Supplied material:
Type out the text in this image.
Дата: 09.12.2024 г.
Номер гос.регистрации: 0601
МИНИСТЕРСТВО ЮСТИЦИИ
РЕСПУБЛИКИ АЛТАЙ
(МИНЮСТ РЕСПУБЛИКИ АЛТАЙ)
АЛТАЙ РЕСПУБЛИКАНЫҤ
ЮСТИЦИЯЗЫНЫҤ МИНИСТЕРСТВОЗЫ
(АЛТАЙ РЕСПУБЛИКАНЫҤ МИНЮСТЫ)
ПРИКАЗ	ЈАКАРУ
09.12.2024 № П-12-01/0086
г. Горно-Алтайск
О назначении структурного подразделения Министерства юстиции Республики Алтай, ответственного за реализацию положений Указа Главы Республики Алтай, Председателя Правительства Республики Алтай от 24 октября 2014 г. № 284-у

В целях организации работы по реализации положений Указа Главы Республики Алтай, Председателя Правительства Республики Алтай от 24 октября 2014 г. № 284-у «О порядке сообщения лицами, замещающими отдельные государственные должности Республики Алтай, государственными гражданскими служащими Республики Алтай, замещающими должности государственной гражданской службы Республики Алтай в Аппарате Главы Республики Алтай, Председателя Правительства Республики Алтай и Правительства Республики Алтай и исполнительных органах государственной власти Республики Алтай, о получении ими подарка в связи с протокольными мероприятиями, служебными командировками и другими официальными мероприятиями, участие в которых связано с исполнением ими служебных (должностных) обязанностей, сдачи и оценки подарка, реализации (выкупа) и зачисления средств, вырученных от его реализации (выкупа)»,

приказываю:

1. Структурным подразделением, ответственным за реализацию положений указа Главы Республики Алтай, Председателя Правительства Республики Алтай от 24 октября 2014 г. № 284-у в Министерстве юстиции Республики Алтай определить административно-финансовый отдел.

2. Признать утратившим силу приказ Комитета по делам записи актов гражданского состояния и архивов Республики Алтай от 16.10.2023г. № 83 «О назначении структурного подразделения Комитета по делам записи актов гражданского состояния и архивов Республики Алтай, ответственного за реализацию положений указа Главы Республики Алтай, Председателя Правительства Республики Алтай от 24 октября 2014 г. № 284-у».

Task directions: Report how many lines of the entries hold the word "назначении". Nothing else is needed.

Finished answer: 2